> _DATA LINES_
▬▬▬▬▬▬▬▬▬▬

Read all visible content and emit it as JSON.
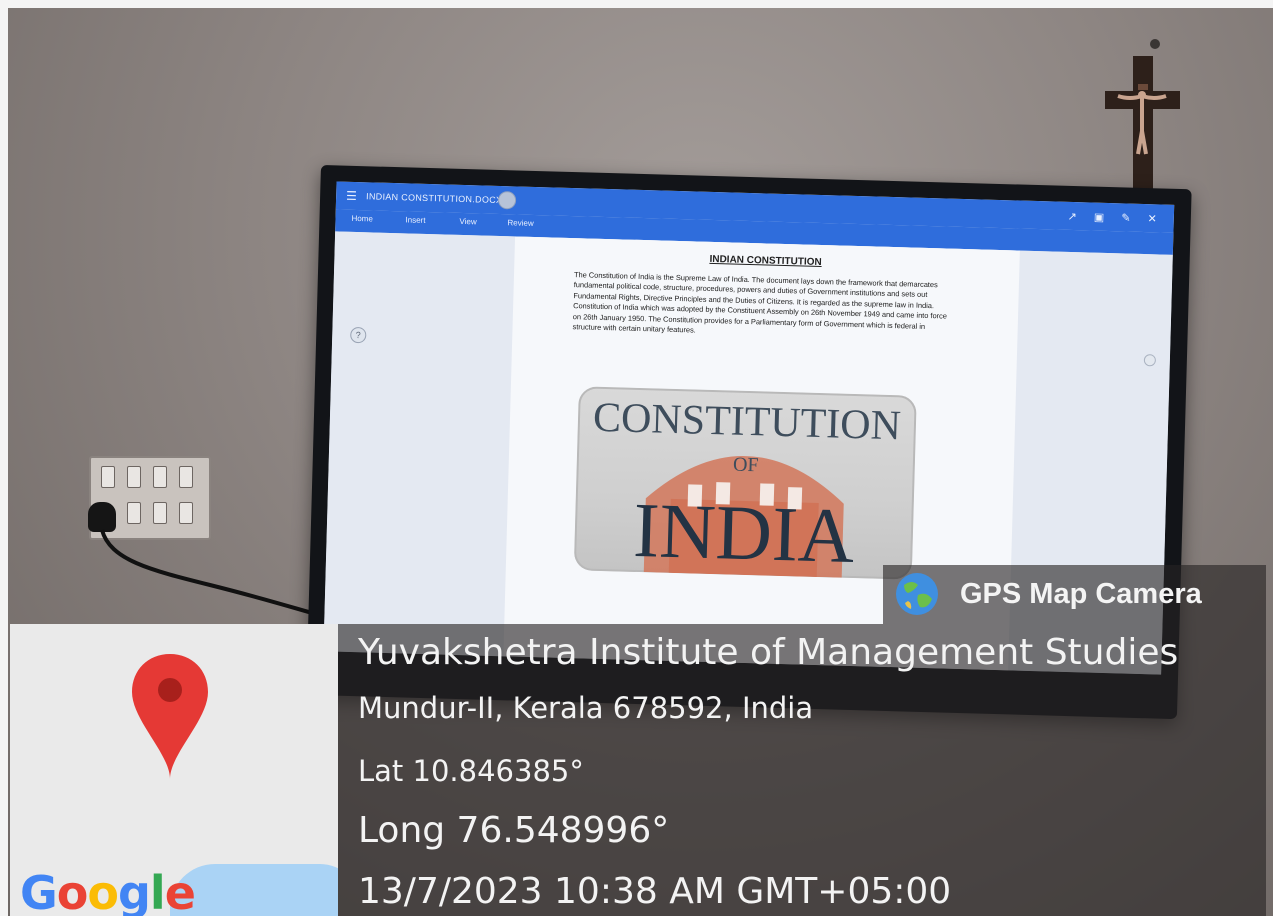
{
  "screen": {
    "app_title": "INDIAN CONSTITUTION.DOCX",
    "menu": [
      "Home",
      "Insert",
      "View",
      "Review"
    ],
    "window_controls": "↗ ▣ ✎ ✕",
    "help_symbol": "?",
    "document": {
      "heading": "INDIAN CONSTITUTION",
      "paragraph": "The Constitution of India is the Supreme Law of India. The document lays down the framework that demarcates fundamental political code, structure, procedures, powers and duties of Government institutions and sets out Fundamental Rights, Directive Principles and the Duties of Citizens. It is regarded as the supreme law in India. Constitution of India which was adopted by the Constituent Assembly on 26th November 1949 and came into force on 26th January 1950. The Constitution provides for a Parliamentary form of Government which is federal in structure with certain unitary features.",
      "image_text": {
        "line1": "CONSTITUTION",
        "line2": "OF",
        "line3": "INDIA"
      }
    }
  },
  "gps_stamp": {
    "badge_label": "GPS Map Camera",
    "place_name": "Yuvakshetra Institute of Management Studies",
    "address": "Mundur-II, Kerala 678592, India",
    "latitude": "Lat 10.846385°",
    "longitude": "Long 76.548996°",
    "timestamp": "13/7/2023 10:38 AM GMT+05:00",
    "map_logo": "Google"
  },
  "icons": {
    "map_pin": "map-pin-icon",
    "globe": "globe-icon",
    "menu": "hamburger-icon"
  },
  "colors": {
    "app_bar": "#2f6ddc",
    "pin": "#e53935",
    "overlay": "#262423"
  }
}
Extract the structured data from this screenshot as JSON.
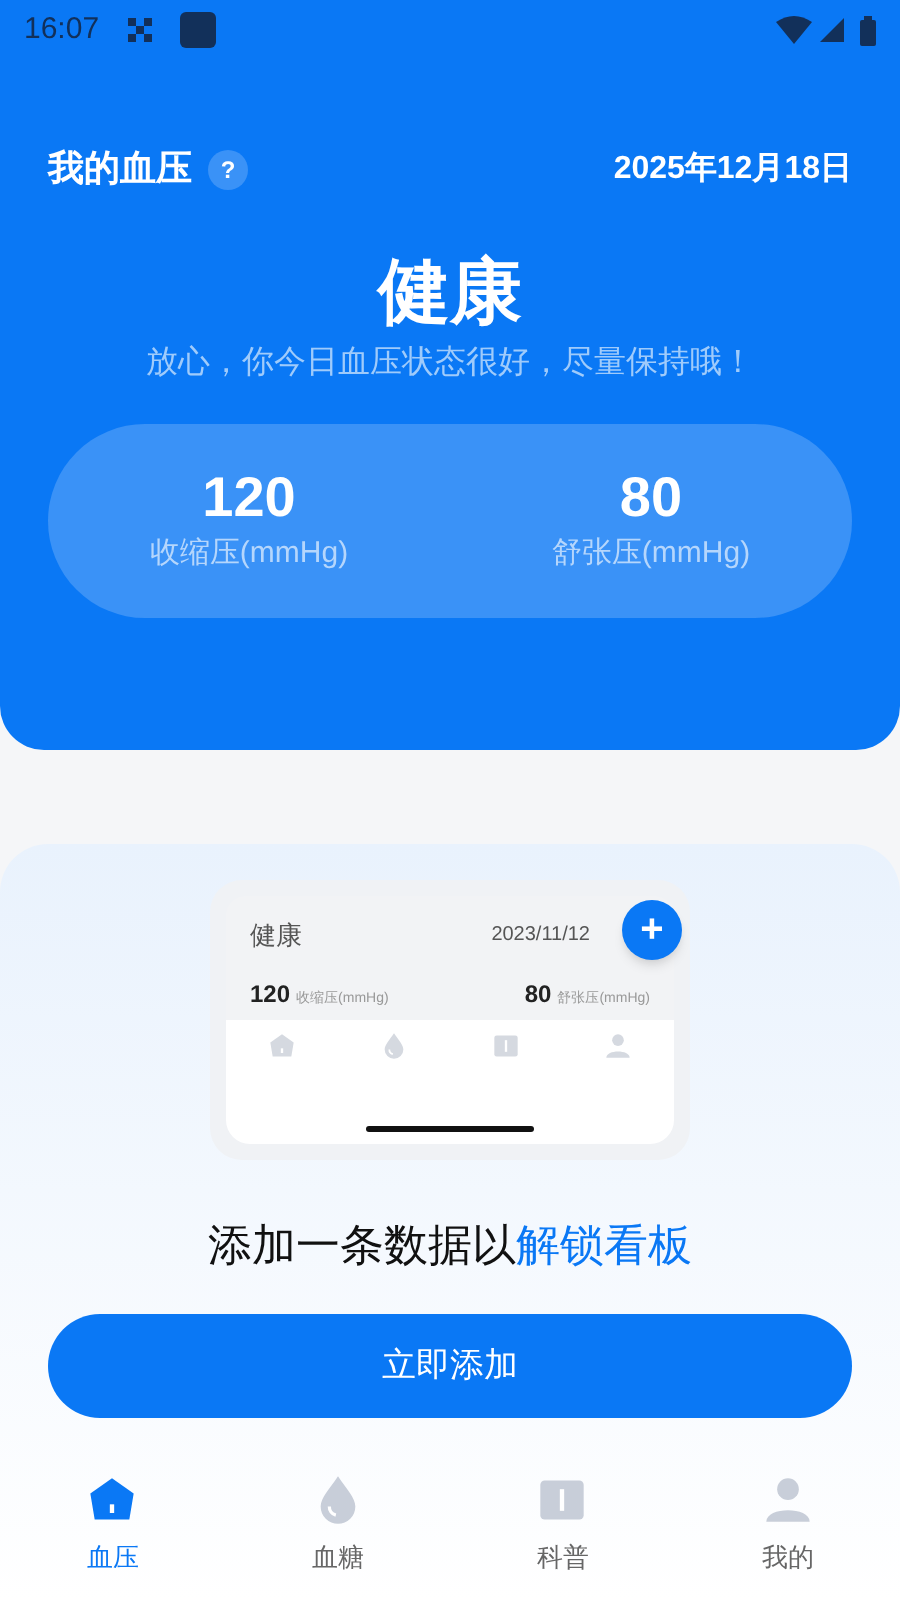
{
  "status_bar": {
    "time": "16:07"
  },
  "header": {
    "title": "我的血压",
    "help": "?",
    "date": "2025年12月18日"
  },
  "status": {
    "label": "健康",
    "message": "放心，你今日血压状态很好，尽量保持哦！"
  },
  "readings": [
    {
      "value": "120",
      "label": "收缩压(mmHg)"
    },
    {
      "value": "80",
      "label": "舒张压(mmHg)"
    }
  ],
  "preview": {
    "status": "健康",
    "date": "2023/11/12",
    "add": "+",
    "systolic": "120",
    "systolic_label": "收缩压(mmHg)",
    "diastolic": "80",
    "diastolic_label": "舒张压(mmHg)"
  },
  "prompt": {
    "text": "添加一条数据以",
    "link": "解锁看板"
  },
  "add_button": "立即添加",
  "nav": [
    {
      "kind": "home",
      "label": "血压",
      "selected": true
    },
    {
      "kind": "drop",
      "label": "血糖",
      "selected": false
    },
    {
      "kind": "book",
      "label": "科普",
      "selected": false
    },
    {
      "kind": "person",
      "label": "我的",
      "selected": false
    }
  ]
}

▬▬▬▬▬▬▬▬▬▬

> _THE REQUEST_
Quote the preceding records in their entirety, excluding every picture.

> _RESULT_
Read all visible content and emit it as JSON.
{
  "screen": {
    "app_title": "INDIAN CONSTITUTION.DOCX",
    "menu": [
      "Home",
      "Insert",
      "View",
      "Review"
    ],
    "window_controls": "↗ ▣ ✎ ✕",
    "help_symbol": "?",
    "document": {
      "heading": "INDIAN CONSTITUTION",
      "paragraph": "The Constitution of India is the Supreme Law of India. The document lays down the framework that demarcates fundamental political code, structure, procedures, powers and duties of Government institutions and sets out Fundamental Rights, Directive Principles and the Duties of Citizens. It is regarded as the supreme law in India. Constitution of India which was adopted by the Constituent Assembly on 26th November 1949 and came into force on 26th January 1950. The Constitution provides for a Parliamentary form of Government which is federal in structure with certain unitary features.",
      "image_text": {
        "line1": "CONSTITUTION",
        "line2": "OF",
        "line3": "INDIA"
      }
    }
  },
  "gps_stamp": {
    "badge_label": "GPS Map Camera",
    "place_name": "Yuvakshetra Institute of Management Studies",
    "address": "Mundur-II, Kerala 678592, India",
    "latitude": "Lat 10.846385°",
    "longitude": "Long 76.548996°",
    "timestamp": "13/7/2023 10:38 AM GMT+05:00",
    "map_logo": "Google"
  },
  "icons": {
    "map_pin": "map-pin-icon",
    "globe": "globe-icon",
    "menu": "hamburger-icon"
  },
  "colors": {
    "app_bar": "#2f6ddc",
    "pin": "#e53935",
    "overlay": "#262423"
  }
}
Extract the structured data from this screenshot as JSON.
{
  "status_bar": {
    "time": "16:07"
  },
  "header": {
    "title": "我的血压",
    "help": "?",
    "date": "2025年12月18日"
  },
  "status": {
    "label": "健康",
    "message": "放心，你今日血压状态很好，尽量保持哦！"
  },
  "readings": [
    {
      "value": "120",
      "label": "收缩压(mmHg)"
    },
    {
      "value": "80",
      "label": "舒张压(mmHg)"
    }
  ],
  "preview": {
    "status": "健康",
    "date": "2023/11/12",
    "add": "+",
    "systolic": "120",
    "systolic_label": "收缩压(mmHg)",
    "diastolic": "80",
    "diastolic_label": "舒张压(mmHg)"
  },
  "prompt": {
    "text": "添加一条数据以",
    "link": "解锁看板"
  },
  "add_button": "立即添加",
  "nav": [
    {
      "kind": "home",
      "label": "血压",
      "selected": true
    },
    {
      "kind": "drop",
      "label": "血糖",
      "selected": false
    },
    {
      "kind": "book",
      "label": "科普",
      "selected": false
    },
    {
      "kind": "person",
      "label": "我的",
      "selected": false
    }
  ]
}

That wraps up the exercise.